_作業指示_: 以下の行について、最初の行から「text-line: Umbrò, su」を含む行までを、両端の行も含めて一字一句違えずに書き写してください。

[注釈付き要素リスト]
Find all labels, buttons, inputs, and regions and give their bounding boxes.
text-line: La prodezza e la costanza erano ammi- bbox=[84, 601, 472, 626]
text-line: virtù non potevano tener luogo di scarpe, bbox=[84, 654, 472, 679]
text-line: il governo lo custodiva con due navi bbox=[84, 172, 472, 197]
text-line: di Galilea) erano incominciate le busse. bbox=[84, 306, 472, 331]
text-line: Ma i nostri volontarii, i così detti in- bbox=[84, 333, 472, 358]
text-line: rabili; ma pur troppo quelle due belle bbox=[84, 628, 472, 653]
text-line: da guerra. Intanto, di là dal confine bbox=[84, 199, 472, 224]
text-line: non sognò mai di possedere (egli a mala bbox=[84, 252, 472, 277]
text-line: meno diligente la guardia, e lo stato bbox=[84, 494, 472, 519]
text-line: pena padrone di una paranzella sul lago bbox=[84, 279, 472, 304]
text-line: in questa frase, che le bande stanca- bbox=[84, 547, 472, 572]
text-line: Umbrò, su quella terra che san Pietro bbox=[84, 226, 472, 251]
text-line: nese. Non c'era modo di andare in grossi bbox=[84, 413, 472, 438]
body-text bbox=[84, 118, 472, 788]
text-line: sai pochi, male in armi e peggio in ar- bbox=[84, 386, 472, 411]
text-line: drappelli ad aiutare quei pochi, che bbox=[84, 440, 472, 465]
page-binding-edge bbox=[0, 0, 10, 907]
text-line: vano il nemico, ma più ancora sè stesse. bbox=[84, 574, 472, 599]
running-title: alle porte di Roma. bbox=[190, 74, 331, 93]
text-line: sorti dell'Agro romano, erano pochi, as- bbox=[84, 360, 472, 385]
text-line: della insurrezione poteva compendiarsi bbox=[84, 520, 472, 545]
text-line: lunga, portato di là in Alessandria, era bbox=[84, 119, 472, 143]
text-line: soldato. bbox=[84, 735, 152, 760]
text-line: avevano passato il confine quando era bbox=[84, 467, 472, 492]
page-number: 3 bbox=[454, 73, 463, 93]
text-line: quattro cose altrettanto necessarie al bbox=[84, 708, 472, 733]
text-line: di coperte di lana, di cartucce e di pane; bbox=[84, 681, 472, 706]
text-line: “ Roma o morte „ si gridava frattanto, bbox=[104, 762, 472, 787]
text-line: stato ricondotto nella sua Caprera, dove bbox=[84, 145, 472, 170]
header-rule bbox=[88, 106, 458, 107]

_回答内容_:
Find all labels, buttons, inputs, and regions and give their bounding boxes.
text-line: La prodezza e la costanza erano ammi- bbox=[84, 601, 472, 626]
text-line: virtù non potevano tener luogo di scarpe, bbox=[84, 654, 472, 679]
text-line: il governo lo custodiva con due navi bbox=[84, 172, 472, 197]
text-line: di Galilea) erano incominciate le busse. bbox=[84, 306, 472, 331]
text-line: Ma i nostri volontarii, i così detti in- bbox=[84, 333, 472, 358]
text-line: rabili; ma pur troppo quelle due belle bbox=[84, 628, 472, 653]
text-line: da guerra. Intanto, di là dal confine bbox=[84, 199, 472, 224]
text-line: non sognò mai di possedere (egli a mala bbox=[84, 252, 472, 277]
text-line: meno diligente la guardia, e lo stato bbox=[84, 494, 472, 519]
text-line: pena padrone di una paranzella sul lago bbox=[84, 279, 472, 304]
text-line: in questa frase, che le bande stanca- bbox=[84, 547, 472, 572]
text-line: Umbrò, su quella terra che san Pietro bbox=[84, 226, 472, 251]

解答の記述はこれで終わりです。